Task to complete: All records are to be retyped faithfully and completely.
··········
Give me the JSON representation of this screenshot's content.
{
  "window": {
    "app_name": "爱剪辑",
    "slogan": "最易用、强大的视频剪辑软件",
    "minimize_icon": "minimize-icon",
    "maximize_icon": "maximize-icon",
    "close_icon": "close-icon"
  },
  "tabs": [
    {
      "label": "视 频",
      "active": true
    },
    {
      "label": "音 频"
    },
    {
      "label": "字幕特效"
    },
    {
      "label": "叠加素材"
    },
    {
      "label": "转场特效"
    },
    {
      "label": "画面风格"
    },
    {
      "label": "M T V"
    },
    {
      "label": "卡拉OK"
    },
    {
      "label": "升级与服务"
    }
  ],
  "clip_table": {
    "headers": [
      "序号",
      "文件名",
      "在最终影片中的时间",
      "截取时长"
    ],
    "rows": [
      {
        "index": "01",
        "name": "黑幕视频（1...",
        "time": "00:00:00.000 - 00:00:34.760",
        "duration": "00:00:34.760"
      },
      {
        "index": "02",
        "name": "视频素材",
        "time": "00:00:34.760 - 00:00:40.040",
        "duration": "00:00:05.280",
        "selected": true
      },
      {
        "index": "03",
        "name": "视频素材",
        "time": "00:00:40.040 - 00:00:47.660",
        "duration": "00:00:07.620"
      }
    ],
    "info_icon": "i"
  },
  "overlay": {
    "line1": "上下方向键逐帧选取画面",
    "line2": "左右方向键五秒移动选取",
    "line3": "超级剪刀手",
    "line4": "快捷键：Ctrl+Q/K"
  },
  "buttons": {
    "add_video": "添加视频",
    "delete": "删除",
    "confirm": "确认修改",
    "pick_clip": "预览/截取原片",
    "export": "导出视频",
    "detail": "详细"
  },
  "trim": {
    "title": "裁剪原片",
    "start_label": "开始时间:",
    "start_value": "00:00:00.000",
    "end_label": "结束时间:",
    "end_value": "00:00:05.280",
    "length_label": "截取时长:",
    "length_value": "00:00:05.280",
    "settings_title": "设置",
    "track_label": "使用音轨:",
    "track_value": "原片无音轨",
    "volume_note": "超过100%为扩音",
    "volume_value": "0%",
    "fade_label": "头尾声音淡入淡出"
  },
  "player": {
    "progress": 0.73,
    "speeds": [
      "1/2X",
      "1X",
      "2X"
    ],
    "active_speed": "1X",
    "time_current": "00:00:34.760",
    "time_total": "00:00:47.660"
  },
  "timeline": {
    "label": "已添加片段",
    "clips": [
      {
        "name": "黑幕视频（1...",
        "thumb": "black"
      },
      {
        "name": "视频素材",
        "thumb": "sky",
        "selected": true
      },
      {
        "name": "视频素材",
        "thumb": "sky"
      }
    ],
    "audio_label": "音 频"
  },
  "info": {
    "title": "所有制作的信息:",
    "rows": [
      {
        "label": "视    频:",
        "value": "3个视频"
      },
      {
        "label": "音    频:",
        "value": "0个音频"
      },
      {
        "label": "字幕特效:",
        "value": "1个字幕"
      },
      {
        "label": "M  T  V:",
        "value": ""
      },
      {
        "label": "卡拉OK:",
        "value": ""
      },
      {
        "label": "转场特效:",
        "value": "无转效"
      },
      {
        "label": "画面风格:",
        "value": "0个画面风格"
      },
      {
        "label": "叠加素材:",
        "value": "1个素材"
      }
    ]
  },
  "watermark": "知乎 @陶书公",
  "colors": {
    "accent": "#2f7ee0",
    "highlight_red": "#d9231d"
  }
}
··········
Reply:
Give me the JSON representation of this screenshot's content.
{
  "window": {
    "app_name": "爱剪辑",
    "slogan": "最易用、强大的视频剪辑软件",
    "minimize_icon": "minimize-icon",
    "maximize_icon": "maximize-icon",
    "close_icon": "close-icon"
  },
  "tabs": [
    {
      "label": "视 频",
      "active": true
    },
    {
      "label": "音 频"
    },
    {
      "label": "字幕特效"
    },
    {
      "label": "叠加素材"
    },
    {
      "label": "转场特效"
    },
    {
      "label": "画面风格"
    },
    {
      "label": "M T V"
    },
    {
      "label": "卡拉OK"
    },
    {
      "label": "升级与服务"
    }
  ],
  "clip_table": {
    "headers": [
      "序号",
      "文件名",
      "在最终影片中的时间",
      "截取时长"
    ],
    "rows": [
      {
        "index": "01",
        "name": "黑幕视频（1...",
        "time": "00:00:00.000 - 00:00:34.760",
        "duration": "00:00:34.760"
      },
      {
        "index": "02",
        "name": "视频素材",
        "time": "00:00:34.760 - 00:00:40.040",
        "duration": "00:00:05.280",
        "selected": true
      },
      {
        "index": "03",
        "name": "视频素材",
        "time": "00:00:40.040 - 00:00:47.660",
        "duration": "00:00:07.620"
      }
    ],
    "info_icon": "i"
  },
  "overlay": {
    "line1": "上下方向键逐帧选取画面",
    "line2": "左右方向键五秒移动选取",
    "line3": "超级剪刀手",
    "line4": "快捷键：Ctrl+Q/K"
  },
  "buttons": {
    "add_video": "添加视频",
    "delete": "删除",
    "confirm": "确认修改",
    "pick_clip": "预览/截取原片",
    "export": "导出视频",
    "detail": "详细"
  },
  "trim": {
    "title": "裁剪原片",
    "start_label": "开始时间:",
    "start_value": "00:00:00.000",
    "end_label": "结束时间:",
    "end_value": "00:00:05.280",
    "length_label": "截取时长:",
    "length_value": "00:00:05.280",
    "settings_title": "设置",
    "track_label": "使用音轨:",
    "track_value": "原片无音轨",
    "volume_note": "超过100%为扩音",
    "volume_value": "0%",
    "fade_label": "头尾声音淡入淡出"
  },
  "player": {
    "progress": 0.73,
    "speeds": [
      "1/2X",
      "1X",
      "2X"
    ],
    "active_speed": "1X",
    "time_current": "00:00:34.760",
    "time_total": "00:00:47.660"
  },
  "timeline": {
    "label": "已添加片段",
    "clips": [
      {
        "name": "黑幕视频（1...",
        "thumb": "black"
      },
      {
        "name": "视频素材",
        "thumb": "sky",
        "selected": true
      },
      {
        "name": "视频素材",
        "thumb": "sky"
      }
    ],
    "audio_label": "音 频"
  },
  "info": {
    "title": "所有制作的信息:",
    "rows": [
      {
        "label": "视    频:",
        "value": "3个视频"
      },
      {
        "label": "音    频:",
        "value": "0个音频"
      },
      {
        "label": "字幕特效:",
        "value": "1个字幕"
      },
      {
        "label": "M  T  V:",
        "value": ""
      },
      {
        "label": "卡拉OK:",
        "value": ""
      },
      {
        "label": "转场特效:",
        "value": "无转效"
      },
      {
        "label": "画面风格:",
        "value": "0个画面风格"
      },
      {
        "label": "叠加素材:",
        "value": "1个素材"
      }
    ]
  },
  "watermark": "知乎 @陶书公",
  "colors": {
    "accent": "#2f7ee0",
    "highlight_red": "#d9231d"
  }
}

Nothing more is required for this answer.